==== Data for this exercise ====

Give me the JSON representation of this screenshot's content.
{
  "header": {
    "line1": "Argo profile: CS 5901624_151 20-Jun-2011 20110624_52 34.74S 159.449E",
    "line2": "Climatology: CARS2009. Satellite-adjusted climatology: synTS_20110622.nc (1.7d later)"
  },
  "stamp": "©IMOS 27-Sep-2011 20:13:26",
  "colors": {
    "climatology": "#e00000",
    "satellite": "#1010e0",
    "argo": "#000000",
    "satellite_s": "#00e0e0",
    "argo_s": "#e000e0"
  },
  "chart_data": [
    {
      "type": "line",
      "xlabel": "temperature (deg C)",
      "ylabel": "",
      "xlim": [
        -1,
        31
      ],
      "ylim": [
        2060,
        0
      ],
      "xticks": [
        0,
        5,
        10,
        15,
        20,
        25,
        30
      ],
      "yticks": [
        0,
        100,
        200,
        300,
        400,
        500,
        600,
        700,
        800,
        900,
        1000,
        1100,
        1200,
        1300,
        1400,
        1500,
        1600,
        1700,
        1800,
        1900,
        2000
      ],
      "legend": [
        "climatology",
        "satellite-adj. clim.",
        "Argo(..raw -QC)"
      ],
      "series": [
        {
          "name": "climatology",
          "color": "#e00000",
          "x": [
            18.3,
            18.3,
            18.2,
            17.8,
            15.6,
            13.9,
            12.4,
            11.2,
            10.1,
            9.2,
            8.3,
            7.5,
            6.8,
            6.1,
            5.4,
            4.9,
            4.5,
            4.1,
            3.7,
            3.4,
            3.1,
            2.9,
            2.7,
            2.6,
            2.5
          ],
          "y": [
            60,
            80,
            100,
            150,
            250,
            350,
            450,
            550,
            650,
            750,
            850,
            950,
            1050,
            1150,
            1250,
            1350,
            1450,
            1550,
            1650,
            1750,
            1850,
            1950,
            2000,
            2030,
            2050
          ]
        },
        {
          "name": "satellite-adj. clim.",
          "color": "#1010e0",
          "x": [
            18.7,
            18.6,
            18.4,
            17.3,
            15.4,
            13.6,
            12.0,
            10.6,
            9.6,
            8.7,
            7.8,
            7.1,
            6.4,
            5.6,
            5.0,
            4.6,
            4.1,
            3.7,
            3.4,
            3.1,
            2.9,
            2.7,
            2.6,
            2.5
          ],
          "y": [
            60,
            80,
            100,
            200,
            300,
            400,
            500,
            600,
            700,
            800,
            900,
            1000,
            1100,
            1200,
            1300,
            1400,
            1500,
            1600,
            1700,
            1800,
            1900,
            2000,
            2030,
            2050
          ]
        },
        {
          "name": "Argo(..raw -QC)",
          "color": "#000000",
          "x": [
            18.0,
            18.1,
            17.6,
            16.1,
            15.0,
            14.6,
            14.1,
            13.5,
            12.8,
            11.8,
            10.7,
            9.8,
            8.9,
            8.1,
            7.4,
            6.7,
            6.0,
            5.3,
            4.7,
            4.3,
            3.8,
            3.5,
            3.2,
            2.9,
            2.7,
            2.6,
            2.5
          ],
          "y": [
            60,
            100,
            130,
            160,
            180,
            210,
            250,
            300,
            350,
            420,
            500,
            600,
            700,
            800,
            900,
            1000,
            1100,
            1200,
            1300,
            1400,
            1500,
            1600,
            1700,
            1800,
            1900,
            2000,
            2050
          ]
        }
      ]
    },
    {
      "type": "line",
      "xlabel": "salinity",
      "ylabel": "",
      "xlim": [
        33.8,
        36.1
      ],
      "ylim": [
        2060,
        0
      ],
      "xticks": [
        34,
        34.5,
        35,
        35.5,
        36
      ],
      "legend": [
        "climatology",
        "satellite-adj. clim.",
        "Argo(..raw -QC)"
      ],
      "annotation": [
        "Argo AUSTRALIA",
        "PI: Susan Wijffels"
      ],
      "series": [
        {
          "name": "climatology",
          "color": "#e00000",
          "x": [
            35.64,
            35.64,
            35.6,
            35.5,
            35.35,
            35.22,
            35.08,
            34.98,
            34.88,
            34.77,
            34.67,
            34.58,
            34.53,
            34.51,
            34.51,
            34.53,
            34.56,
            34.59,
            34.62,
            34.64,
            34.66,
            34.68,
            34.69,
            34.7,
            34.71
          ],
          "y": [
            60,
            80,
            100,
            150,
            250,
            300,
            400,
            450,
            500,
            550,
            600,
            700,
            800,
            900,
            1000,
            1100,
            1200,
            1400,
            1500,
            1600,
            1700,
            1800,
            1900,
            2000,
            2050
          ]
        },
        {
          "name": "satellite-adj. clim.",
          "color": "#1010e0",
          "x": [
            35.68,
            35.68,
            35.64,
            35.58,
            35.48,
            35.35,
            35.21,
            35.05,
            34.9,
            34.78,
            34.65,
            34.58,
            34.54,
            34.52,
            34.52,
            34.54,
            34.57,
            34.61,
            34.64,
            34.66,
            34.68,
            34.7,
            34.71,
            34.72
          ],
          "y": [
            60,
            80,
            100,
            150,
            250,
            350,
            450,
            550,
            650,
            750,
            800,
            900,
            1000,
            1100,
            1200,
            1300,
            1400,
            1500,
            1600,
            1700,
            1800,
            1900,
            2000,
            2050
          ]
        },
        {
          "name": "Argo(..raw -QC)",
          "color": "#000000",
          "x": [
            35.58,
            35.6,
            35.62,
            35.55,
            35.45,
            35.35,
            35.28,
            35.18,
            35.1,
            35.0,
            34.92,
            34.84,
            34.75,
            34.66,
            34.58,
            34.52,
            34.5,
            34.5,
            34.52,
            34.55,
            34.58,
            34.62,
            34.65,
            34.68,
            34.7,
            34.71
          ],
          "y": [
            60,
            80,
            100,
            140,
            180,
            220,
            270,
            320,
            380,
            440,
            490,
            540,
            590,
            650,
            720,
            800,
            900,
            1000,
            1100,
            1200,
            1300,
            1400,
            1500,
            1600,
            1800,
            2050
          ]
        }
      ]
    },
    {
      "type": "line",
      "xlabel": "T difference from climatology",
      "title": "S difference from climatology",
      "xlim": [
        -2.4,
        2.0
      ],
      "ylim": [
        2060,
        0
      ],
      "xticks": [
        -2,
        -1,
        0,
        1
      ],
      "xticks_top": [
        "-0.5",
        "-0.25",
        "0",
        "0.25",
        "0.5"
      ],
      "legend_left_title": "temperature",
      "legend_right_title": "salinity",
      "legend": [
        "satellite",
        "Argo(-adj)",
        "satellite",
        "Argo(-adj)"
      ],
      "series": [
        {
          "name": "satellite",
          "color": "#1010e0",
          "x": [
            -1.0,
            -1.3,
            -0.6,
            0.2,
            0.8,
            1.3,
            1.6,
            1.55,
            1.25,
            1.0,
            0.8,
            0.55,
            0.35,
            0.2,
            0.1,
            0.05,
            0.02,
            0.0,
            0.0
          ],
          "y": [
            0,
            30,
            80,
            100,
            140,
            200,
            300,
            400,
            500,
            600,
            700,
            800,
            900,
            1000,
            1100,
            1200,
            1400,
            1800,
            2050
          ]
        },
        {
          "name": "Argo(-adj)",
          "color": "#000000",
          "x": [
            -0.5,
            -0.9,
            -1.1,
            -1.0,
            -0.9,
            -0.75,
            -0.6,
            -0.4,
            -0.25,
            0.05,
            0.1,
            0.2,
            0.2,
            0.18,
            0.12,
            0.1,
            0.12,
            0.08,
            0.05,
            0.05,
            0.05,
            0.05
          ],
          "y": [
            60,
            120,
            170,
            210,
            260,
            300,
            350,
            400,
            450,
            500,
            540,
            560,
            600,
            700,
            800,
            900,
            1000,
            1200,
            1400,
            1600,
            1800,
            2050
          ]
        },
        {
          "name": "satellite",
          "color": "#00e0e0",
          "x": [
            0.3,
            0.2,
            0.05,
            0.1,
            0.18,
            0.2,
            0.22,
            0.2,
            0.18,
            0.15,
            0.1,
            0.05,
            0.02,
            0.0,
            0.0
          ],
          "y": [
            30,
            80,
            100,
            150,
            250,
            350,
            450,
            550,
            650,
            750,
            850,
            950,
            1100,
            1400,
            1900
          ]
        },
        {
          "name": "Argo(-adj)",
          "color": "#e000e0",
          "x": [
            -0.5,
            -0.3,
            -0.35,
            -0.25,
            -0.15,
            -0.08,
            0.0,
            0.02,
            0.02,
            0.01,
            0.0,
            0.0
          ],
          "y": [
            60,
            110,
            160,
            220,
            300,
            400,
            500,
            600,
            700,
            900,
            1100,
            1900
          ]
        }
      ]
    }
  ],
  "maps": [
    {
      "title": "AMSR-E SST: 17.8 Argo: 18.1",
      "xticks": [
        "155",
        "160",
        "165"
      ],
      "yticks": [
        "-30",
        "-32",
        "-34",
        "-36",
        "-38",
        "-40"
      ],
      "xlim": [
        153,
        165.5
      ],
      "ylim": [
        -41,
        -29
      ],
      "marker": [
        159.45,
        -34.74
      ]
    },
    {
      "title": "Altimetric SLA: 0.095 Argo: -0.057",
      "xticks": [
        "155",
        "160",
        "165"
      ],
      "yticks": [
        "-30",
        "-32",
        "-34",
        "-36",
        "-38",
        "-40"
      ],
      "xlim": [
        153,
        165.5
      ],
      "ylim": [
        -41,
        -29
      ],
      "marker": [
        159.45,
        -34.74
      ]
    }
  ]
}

====
==== Data for this exercise ====

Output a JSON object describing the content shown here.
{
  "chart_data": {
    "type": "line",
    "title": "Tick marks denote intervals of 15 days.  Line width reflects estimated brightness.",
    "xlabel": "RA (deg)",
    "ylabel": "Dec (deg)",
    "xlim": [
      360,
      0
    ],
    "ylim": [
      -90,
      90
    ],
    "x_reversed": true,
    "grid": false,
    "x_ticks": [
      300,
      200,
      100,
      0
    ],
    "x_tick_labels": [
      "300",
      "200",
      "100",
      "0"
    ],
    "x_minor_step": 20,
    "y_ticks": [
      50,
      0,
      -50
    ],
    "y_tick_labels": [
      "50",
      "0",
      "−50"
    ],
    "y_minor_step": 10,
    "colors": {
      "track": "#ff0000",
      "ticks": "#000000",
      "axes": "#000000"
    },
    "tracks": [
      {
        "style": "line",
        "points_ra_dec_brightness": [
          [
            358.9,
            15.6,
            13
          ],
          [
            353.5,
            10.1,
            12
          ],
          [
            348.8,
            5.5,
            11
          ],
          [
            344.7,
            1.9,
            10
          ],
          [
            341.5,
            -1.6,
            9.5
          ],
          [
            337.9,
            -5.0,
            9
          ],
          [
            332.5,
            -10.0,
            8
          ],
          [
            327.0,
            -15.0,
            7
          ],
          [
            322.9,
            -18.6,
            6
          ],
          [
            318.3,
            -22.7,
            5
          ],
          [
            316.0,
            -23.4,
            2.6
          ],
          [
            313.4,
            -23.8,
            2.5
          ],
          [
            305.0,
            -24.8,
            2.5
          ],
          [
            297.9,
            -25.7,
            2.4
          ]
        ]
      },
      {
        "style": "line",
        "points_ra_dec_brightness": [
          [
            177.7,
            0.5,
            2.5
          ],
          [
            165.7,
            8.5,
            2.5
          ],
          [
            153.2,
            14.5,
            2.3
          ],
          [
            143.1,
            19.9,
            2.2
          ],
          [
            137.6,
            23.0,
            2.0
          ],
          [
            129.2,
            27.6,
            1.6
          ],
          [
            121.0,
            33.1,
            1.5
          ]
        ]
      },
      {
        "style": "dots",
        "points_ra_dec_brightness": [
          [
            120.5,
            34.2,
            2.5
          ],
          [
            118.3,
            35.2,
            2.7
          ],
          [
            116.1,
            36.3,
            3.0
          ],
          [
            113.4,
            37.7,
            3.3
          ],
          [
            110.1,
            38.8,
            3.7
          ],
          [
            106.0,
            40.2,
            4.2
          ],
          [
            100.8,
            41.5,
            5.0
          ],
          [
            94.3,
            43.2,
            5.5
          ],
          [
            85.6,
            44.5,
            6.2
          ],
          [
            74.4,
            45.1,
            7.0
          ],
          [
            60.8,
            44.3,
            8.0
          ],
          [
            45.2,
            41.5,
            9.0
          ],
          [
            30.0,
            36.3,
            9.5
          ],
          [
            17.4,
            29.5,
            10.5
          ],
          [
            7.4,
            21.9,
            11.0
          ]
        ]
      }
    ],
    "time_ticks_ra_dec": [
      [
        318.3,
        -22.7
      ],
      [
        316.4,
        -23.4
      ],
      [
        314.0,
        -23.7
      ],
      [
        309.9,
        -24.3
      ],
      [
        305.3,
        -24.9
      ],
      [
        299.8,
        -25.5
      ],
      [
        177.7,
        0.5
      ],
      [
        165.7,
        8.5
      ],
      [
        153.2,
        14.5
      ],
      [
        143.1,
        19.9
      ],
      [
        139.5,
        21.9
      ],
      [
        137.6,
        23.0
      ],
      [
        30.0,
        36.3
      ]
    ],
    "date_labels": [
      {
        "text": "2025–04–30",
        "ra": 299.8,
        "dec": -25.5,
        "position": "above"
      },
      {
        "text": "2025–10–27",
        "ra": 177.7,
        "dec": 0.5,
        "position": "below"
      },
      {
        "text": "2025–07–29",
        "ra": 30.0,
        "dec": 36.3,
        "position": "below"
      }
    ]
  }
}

====

Scan the material and collect every line that contains "from".

      "xlabel": "T difference from climatology",
      "title": "S difference from climatology",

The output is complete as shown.